[start of Source records]

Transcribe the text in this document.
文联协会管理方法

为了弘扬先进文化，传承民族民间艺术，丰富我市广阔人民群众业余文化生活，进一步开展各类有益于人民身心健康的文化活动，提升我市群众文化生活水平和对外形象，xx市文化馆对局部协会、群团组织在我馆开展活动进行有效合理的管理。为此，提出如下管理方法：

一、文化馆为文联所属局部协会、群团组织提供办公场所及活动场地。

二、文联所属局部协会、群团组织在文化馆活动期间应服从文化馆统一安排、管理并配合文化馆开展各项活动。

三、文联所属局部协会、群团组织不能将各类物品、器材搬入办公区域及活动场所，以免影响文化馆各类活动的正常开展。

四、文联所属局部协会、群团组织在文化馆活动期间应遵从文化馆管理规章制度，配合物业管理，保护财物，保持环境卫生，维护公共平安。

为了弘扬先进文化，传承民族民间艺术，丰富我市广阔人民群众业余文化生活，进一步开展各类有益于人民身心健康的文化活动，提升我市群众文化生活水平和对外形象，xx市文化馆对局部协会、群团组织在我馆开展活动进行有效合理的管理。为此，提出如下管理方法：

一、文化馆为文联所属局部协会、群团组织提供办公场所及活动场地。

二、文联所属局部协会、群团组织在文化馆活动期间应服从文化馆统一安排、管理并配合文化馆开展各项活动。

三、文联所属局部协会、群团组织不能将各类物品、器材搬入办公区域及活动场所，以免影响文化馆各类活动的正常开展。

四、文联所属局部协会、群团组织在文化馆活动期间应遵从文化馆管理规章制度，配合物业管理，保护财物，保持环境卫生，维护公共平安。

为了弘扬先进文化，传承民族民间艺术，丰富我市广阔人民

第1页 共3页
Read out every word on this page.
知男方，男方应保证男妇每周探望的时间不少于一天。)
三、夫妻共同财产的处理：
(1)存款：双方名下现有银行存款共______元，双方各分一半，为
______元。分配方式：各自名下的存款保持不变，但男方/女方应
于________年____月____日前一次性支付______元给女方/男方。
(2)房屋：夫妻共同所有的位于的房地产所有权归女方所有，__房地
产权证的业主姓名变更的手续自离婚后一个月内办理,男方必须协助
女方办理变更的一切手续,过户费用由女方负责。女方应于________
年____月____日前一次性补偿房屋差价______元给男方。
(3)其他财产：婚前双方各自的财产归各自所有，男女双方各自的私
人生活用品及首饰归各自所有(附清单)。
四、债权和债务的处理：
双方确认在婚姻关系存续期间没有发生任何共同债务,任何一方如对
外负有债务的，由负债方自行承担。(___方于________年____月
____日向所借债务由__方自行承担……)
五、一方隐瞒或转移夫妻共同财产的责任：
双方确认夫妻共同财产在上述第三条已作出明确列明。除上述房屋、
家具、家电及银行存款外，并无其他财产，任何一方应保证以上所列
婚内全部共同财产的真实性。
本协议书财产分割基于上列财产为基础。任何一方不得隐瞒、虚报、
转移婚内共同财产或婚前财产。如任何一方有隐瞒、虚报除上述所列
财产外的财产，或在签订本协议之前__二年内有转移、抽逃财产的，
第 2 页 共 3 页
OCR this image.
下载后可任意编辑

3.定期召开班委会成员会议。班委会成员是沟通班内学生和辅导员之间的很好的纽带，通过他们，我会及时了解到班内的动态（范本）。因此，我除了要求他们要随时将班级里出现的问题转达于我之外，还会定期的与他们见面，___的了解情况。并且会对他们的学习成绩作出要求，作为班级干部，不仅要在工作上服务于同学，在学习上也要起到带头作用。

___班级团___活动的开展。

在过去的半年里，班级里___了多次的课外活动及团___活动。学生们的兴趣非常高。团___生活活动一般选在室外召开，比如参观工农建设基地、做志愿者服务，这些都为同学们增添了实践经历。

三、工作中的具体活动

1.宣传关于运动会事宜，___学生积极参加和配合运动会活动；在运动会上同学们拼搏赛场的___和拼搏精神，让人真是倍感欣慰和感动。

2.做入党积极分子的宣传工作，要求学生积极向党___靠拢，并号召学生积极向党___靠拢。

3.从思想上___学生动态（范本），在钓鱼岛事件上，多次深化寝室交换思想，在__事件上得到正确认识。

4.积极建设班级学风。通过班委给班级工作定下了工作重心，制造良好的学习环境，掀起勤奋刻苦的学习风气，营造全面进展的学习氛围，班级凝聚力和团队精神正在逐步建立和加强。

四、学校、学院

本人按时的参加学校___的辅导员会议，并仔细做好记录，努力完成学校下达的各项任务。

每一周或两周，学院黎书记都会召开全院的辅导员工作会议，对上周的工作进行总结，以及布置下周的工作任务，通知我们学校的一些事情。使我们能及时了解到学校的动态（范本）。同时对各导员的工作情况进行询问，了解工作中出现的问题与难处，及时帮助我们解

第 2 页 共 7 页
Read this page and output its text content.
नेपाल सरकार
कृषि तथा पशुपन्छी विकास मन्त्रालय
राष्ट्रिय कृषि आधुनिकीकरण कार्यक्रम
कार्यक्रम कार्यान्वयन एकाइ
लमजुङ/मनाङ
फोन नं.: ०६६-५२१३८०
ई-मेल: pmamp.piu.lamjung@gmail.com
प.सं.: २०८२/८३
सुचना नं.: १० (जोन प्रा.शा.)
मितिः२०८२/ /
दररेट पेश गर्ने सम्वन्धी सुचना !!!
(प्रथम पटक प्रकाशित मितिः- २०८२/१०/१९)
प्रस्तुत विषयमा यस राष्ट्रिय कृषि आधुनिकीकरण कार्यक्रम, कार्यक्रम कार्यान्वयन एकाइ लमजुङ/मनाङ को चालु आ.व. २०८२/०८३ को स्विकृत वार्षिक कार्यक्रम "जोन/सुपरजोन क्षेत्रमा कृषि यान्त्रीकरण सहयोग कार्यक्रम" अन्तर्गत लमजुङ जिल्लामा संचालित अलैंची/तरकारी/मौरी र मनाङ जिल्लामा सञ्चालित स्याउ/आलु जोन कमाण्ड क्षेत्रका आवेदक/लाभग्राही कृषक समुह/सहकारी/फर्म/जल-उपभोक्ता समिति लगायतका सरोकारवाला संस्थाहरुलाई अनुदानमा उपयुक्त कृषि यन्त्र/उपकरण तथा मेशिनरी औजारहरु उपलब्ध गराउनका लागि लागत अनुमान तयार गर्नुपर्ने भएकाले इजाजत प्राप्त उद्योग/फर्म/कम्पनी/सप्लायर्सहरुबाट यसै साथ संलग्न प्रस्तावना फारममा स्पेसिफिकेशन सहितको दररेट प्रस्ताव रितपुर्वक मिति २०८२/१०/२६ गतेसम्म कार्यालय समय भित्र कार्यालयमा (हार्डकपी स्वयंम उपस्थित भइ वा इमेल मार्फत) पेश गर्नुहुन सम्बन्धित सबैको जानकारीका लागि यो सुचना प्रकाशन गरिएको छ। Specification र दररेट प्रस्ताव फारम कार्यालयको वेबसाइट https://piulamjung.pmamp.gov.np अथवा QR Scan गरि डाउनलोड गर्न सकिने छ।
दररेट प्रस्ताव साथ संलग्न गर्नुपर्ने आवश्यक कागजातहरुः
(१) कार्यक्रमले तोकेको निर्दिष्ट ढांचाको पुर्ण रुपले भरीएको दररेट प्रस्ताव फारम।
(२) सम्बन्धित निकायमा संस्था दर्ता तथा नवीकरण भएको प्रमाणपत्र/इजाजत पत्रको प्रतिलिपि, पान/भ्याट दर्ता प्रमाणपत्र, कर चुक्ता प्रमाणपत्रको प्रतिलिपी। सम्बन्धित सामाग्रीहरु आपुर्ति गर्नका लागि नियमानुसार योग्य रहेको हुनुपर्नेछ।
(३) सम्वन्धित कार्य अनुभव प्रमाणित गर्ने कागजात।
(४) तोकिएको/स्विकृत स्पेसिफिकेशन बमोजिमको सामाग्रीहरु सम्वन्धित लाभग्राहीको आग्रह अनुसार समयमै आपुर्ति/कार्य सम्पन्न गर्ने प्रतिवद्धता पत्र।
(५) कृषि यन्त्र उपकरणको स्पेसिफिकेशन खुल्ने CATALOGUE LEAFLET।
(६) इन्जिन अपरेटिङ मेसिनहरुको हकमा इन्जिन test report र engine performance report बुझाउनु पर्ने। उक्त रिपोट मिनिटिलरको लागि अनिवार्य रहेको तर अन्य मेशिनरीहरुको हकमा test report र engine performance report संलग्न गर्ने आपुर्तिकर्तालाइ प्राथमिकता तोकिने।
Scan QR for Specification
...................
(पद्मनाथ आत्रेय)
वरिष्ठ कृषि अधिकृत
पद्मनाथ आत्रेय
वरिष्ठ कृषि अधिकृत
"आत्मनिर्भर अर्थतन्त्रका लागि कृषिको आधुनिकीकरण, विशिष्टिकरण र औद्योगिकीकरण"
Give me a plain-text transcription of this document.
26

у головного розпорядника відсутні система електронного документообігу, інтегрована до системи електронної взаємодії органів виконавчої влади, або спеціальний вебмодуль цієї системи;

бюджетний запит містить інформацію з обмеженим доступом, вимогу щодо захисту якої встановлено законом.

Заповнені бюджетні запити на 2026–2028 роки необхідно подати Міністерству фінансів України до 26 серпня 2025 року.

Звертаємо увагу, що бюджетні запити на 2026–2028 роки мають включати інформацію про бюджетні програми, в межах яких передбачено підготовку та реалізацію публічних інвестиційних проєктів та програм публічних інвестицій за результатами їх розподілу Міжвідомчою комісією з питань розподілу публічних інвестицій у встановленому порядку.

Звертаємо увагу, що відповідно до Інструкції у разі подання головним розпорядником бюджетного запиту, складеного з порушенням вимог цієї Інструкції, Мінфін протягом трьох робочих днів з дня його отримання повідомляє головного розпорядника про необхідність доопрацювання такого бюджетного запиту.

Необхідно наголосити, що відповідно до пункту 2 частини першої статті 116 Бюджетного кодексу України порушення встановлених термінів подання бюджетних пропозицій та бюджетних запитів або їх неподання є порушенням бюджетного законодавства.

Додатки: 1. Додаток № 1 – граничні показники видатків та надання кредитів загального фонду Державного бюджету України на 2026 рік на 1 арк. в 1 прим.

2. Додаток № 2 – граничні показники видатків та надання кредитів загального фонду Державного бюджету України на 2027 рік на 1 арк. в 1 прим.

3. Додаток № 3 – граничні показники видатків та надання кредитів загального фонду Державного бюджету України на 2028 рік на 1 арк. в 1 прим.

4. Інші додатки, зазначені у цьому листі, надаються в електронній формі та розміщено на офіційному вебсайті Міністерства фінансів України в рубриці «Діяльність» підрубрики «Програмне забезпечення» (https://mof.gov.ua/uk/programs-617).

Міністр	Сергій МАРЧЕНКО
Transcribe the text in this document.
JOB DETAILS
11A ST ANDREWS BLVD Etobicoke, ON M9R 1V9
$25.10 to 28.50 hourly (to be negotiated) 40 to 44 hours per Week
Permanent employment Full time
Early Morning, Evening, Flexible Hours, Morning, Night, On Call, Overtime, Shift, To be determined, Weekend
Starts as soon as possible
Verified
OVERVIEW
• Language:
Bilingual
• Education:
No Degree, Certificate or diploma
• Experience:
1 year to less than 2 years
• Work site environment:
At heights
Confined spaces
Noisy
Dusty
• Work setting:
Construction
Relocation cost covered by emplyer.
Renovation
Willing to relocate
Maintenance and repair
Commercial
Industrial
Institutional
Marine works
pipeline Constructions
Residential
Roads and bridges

[end of Source records]

-- Your task --
Take every line containing the word "роки" and copy it.

-- Task response --
Заповнені бюджетні запити на 2026–2028 роки необхідно подати Міністерству фінансів України до 26 серпня 2025 року.
Звертаємо увагу, що бюджетні запити на 2026–2028 роки мають включати інформацію про бюджетні програми, в межах яких передбачено підготовку та реалізацію публічних інвестиційних проєктів та програм публічних інвестицій за результатами їх розподілу Міжвідомчою комісією з питань розподілу публічних інвестицій у встановленому порядку.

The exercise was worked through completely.